**Exercise goal**
Note how many lines in the entries contain the string "relative", then give that number and nothing else.

::::::

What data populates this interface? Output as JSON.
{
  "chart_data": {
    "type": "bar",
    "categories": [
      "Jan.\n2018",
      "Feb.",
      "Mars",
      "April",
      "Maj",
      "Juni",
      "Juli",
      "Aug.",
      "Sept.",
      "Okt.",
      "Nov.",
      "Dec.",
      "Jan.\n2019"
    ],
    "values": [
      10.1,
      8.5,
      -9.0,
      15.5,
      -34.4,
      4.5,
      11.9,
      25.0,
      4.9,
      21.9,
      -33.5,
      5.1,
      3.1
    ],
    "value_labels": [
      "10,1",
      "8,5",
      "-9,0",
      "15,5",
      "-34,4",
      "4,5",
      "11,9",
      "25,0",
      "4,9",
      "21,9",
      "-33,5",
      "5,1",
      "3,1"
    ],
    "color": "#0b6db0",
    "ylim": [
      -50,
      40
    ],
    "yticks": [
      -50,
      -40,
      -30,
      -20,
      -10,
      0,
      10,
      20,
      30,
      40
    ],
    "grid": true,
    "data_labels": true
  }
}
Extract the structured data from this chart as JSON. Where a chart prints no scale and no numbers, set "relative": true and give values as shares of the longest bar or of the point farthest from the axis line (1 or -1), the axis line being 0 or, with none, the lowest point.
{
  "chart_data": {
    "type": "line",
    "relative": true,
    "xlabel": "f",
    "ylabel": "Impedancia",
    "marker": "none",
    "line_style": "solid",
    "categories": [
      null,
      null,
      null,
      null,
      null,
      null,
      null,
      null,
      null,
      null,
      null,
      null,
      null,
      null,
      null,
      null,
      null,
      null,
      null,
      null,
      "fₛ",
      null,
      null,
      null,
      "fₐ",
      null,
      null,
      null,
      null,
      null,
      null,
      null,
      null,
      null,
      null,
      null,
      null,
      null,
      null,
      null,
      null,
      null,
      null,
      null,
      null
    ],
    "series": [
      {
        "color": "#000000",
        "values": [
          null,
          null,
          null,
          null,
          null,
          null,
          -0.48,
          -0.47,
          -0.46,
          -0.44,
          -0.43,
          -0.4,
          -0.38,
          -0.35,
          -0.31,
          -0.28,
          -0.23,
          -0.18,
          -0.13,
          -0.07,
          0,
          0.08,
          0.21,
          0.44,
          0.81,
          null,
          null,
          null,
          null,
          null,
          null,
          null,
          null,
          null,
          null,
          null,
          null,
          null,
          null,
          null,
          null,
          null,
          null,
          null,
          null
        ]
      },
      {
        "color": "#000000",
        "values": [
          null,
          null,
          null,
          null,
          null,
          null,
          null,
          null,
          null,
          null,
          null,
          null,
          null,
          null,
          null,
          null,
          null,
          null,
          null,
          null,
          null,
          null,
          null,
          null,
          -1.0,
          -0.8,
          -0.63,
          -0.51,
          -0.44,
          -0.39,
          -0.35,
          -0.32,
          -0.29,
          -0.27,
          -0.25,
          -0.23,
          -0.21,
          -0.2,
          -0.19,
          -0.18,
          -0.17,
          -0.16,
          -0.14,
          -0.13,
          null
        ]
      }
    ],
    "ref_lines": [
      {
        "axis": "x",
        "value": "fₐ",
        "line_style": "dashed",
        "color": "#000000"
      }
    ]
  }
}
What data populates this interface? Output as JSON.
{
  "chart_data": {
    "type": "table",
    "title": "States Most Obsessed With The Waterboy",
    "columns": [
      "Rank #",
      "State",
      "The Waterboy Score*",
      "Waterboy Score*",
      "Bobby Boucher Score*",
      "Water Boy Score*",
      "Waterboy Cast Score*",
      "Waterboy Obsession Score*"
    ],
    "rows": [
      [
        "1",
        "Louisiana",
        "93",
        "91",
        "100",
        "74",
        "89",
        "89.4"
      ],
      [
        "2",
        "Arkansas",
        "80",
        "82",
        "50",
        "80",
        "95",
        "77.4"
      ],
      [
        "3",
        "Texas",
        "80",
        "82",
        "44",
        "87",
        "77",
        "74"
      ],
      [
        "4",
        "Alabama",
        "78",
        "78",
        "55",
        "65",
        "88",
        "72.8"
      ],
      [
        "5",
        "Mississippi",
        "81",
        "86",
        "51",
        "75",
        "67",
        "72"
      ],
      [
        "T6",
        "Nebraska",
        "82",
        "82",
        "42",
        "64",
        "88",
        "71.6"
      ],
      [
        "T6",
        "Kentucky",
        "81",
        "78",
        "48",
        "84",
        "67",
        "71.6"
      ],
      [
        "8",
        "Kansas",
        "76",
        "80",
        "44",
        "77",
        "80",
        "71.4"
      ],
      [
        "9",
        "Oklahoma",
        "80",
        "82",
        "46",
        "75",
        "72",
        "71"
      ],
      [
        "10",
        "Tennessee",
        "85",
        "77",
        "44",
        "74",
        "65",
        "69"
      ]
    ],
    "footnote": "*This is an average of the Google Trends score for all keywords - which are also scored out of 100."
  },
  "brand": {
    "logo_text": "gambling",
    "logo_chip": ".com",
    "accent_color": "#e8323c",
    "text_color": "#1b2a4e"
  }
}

::::::

**Answer to this problem**
2